[Dataset entries]
· · ·

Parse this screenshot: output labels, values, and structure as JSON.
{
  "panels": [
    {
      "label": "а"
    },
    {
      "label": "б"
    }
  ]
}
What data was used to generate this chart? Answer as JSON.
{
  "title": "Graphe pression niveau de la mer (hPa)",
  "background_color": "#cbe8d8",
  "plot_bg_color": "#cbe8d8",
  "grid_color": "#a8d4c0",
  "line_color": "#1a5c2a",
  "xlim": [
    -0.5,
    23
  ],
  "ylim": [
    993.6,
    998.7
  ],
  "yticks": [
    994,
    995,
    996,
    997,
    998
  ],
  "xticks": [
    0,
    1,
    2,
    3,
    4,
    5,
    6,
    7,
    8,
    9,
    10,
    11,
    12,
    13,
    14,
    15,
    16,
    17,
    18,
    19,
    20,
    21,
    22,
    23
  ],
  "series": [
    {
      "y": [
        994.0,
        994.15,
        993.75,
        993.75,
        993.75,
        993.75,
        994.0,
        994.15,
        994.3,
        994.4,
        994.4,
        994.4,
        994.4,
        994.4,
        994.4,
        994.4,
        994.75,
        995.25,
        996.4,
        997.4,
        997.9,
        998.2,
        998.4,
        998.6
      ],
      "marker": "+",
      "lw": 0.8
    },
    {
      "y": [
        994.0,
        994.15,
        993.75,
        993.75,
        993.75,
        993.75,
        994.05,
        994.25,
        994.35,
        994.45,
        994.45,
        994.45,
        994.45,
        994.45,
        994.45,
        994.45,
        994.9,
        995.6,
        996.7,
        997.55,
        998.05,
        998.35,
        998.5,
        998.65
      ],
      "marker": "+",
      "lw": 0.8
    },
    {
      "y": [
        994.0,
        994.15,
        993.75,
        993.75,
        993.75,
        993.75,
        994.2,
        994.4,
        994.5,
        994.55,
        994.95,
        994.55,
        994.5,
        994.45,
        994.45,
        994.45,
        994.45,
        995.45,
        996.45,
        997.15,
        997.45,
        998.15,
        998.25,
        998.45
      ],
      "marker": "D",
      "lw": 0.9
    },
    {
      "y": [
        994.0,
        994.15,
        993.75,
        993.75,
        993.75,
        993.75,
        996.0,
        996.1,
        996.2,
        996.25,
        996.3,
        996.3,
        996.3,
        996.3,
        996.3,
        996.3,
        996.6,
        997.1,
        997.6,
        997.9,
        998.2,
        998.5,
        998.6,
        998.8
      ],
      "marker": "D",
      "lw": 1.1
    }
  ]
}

· · ·

■ **Aim**
The listing above should be transcribed in full, exactly as written.

■ **Response**
Parse this screenshot: output labels, values, and structure as JSON.
{
  "panels": [
    {
      "label": "а"
    },
    {
      "label": "б"
    }
  ]
}
What data was used to generate this chart? Answer as JSON.
{
  "title": "Graphe pression niveau de la mer (hPa)",
  "background_color": "#cbe8d8",
  "plot_bg_color": "#cbe8d8",
  "grid_color": "#a8d4c0",
  "line_color": "#1a5c2a",
  "xlim": [
    -0.5,
    23
  ],
  "ylim": [
    993.6,
    998.7
  ],
  "yticks": [
    994,
    995,
    996,
    997,
    998
  ],
  "xticks": [
    0,
    1,
    2,
    3,
    4,
    5,
    6,
    7,
    8,
    9,
    10,
    11,
    12,
    13,
    14,
    15,
    16,
    17,
    18,
    19,
    20,
    21,
    22,
    23
  ],
  "series": [
    {
      "y": [
        994.0,
        994.15,
        993.75,
        993.75,
        993.75,
        993.75,
        994.0,
        994.15,
        994.3,
        994.4,
        994.4,
        994.4,
        994.4,
        994.4,
        994.4,
        994.4,
        994.75,
        995.25,
        996.4,
        997.4,
        997.9,
        998.2,
        998.4,
        998.6
      ],
      "marker": "+",
      "lw": 0.8
    },
    {
      "y": [
        994.0,
        994.15,
        993.75,
        993.75,
        993.75,
        993.75,
        994.05,
        994.25,
        994.35,
        994.45,
        994.45,
        994.45,
        994.45,
        994.45,
        994.45,
        994.45,
        994.9,
        995.6,
        996.7,
        997.55,
        998.05,
        998.35,
        998.5,
        998.65
      ],
      "marker": "+",
      "lw": 0.8
    },
    {
      "y": [
        994.0,
        994.15,
        993.75,
        993.75,
        993.75,
        993.75,
        994.2,
        994.4,
        994.5,
        994.55,
        994.95,
        994.55,
        994.5,
        994.45,
        994.45,
        994.45,
        994.45,
        995.45,
        996.45,
        997.15,
        997.45,
        998.15,
        998.25,
        998.45
      ],
      "marker": "D",
      "lw": 0.9
    },
    {
      "y": [
        994.0,
        994.15,
        993.75,
        993.75,
        993.75,
        993.75,
        996.0,
        996.1,
        996.2,
        996.25,
        996.3,
        996.3,
        996.3,
        996.3,
        996.3,
        996.3,
        996.6,
        997.1,
        997.6,
        997.9,
        998.2,
        998.5,
        998.6,
        998.8
      ],
      "marker": "D",
      "lw": 1.1
    }
  ]
}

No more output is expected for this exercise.